Given instruction
Report every line from the material that contains the word "name".

Provided information
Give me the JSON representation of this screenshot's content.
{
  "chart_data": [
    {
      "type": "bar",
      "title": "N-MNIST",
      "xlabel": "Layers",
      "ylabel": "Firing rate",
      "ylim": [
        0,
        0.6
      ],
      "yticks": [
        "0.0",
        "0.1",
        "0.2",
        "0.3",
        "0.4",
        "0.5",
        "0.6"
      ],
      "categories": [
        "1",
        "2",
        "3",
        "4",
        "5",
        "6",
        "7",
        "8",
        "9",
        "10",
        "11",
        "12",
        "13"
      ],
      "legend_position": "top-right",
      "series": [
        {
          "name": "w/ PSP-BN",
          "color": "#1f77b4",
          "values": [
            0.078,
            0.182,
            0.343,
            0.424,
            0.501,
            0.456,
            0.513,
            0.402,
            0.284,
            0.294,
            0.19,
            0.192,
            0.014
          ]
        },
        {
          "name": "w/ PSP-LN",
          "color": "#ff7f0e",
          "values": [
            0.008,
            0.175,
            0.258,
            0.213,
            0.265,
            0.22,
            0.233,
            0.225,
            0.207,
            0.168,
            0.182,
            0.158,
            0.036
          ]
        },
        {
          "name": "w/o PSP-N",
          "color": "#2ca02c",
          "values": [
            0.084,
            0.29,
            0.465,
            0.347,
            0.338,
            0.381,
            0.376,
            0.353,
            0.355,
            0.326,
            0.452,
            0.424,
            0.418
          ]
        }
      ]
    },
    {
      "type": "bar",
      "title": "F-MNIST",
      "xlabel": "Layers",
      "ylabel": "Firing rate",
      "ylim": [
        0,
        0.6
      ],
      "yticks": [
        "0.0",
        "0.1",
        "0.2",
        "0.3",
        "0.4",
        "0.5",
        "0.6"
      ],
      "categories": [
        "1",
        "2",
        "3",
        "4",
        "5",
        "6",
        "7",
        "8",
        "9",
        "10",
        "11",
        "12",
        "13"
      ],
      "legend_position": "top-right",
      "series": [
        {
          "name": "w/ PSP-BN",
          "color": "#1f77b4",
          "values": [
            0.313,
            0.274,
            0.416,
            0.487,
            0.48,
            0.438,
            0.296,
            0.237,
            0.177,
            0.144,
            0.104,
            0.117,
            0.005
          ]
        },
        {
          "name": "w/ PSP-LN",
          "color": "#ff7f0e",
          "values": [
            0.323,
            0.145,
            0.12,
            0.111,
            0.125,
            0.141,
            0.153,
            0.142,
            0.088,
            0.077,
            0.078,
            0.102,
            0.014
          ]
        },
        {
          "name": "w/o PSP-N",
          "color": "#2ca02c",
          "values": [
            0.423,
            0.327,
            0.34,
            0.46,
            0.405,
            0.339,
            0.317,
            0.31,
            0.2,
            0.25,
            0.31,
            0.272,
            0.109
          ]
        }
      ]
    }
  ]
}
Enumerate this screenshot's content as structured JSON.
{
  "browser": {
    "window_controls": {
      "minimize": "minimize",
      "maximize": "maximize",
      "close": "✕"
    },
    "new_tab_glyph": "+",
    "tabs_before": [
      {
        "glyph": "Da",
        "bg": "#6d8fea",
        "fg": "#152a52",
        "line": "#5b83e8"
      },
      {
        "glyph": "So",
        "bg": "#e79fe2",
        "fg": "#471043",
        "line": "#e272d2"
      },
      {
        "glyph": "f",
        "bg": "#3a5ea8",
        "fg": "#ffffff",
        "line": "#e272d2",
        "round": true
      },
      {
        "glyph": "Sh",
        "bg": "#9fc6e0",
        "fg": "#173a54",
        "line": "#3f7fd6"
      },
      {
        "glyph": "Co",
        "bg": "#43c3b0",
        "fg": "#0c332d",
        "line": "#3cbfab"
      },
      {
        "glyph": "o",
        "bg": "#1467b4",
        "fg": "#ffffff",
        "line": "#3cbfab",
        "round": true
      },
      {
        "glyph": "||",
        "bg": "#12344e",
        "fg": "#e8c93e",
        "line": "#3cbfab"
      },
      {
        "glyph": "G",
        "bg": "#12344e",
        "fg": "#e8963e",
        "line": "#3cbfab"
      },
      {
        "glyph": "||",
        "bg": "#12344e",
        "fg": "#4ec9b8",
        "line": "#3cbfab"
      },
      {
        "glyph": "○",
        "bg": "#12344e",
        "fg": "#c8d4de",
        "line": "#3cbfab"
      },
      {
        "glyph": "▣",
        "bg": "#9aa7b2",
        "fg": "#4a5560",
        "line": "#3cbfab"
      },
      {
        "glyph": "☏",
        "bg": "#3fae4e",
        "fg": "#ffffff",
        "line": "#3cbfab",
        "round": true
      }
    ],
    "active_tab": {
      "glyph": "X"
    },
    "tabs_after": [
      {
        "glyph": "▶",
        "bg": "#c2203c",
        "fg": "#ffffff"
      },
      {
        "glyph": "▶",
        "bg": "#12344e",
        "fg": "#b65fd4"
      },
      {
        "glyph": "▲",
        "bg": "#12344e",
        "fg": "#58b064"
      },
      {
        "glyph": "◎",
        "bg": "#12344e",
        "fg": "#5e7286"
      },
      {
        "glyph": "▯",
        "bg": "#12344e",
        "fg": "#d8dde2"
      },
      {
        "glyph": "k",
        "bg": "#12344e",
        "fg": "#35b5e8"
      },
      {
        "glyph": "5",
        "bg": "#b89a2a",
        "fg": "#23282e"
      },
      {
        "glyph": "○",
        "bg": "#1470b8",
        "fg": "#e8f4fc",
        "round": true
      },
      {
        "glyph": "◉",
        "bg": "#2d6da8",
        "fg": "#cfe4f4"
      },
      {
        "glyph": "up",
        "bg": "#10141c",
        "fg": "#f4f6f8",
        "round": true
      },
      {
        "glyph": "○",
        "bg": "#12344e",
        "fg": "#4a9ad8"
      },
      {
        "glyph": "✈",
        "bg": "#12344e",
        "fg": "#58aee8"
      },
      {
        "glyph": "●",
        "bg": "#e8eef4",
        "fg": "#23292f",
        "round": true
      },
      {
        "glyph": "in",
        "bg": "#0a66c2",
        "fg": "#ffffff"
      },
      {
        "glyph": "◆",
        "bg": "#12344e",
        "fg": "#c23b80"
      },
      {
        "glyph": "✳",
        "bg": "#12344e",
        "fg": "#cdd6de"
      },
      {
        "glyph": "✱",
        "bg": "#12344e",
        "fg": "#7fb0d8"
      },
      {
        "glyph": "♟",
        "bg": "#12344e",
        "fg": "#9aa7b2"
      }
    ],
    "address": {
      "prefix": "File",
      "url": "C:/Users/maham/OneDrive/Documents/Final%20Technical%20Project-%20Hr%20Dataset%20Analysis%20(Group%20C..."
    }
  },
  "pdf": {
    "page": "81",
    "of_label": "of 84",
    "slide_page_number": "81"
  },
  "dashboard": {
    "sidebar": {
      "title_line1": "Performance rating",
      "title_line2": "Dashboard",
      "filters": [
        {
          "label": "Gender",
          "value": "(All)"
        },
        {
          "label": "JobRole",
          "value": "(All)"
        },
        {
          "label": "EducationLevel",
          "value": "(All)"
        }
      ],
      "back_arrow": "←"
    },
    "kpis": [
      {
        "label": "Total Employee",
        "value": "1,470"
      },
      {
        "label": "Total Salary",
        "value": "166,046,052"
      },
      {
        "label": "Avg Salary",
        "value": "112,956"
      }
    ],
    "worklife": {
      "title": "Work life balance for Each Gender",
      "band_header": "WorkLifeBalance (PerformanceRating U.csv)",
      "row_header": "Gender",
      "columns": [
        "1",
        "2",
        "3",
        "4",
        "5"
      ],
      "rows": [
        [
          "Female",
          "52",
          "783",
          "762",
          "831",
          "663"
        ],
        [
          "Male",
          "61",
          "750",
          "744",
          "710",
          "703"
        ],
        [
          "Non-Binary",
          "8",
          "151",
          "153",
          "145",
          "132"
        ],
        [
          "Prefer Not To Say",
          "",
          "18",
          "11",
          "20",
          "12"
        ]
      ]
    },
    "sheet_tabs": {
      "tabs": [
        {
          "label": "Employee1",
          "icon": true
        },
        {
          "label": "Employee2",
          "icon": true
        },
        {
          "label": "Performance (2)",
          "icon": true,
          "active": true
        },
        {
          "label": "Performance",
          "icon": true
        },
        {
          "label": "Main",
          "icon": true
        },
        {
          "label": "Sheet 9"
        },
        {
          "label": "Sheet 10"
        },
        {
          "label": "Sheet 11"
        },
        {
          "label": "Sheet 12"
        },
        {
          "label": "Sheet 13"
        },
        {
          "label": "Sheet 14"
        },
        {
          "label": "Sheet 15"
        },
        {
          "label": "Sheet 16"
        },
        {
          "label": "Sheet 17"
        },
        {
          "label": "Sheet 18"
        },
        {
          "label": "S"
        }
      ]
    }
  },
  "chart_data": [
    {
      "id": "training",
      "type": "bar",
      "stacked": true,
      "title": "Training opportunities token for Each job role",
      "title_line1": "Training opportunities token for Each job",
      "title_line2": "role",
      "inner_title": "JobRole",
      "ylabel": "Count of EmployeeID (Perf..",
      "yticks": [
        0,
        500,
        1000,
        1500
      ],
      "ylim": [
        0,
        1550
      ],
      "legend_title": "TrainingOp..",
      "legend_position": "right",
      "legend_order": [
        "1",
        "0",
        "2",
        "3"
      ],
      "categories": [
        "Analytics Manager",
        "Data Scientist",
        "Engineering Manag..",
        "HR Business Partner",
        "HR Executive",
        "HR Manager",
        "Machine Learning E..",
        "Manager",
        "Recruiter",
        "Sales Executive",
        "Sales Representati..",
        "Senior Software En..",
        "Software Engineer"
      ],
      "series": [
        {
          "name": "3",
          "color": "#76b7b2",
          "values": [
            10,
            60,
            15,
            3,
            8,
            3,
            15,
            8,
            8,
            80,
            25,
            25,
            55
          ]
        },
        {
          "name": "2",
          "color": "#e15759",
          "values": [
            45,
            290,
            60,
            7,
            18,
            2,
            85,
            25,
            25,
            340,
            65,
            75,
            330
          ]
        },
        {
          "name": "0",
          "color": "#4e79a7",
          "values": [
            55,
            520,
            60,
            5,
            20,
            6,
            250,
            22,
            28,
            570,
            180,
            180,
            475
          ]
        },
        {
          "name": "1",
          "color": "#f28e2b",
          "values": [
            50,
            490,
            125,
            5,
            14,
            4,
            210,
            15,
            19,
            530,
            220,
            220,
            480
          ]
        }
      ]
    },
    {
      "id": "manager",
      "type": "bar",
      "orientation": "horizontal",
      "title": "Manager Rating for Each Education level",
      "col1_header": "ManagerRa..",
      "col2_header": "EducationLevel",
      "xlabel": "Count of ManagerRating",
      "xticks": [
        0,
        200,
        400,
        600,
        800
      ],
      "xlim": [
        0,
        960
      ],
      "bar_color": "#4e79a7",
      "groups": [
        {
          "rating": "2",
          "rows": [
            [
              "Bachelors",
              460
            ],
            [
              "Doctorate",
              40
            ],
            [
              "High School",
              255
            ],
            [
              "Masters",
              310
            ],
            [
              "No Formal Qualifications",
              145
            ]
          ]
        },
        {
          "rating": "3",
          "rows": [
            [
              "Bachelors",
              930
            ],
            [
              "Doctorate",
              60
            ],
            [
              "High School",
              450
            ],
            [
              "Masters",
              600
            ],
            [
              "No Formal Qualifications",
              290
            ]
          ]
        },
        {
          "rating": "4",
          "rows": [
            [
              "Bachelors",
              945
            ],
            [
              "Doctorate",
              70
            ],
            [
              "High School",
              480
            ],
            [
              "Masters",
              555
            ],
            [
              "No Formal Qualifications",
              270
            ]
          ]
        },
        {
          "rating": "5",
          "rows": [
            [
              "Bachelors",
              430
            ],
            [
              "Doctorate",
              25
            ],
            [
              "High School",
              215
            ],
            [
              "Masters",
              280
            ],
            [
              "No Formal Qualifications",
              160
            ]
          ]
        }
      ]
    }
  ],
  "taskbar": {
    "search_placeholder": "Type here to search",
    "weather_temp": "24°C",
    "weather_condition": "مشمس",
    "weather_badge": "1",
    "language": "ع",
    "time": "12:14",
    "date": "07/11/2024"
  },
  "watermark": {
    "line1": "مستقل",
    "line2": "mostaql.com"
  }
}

Correct response
          "name": "w/ PSP-BN",
          "name": "w/ PSP-LN",
          "name": "w/o PSP-N",
          "name": "w/ PSP-BN",
          "name": "w/ PSP-LN",
          "name": "w/o PSP-N",
          "name": "3",
          "name": "2",
          "name": "0",
          "name": "1",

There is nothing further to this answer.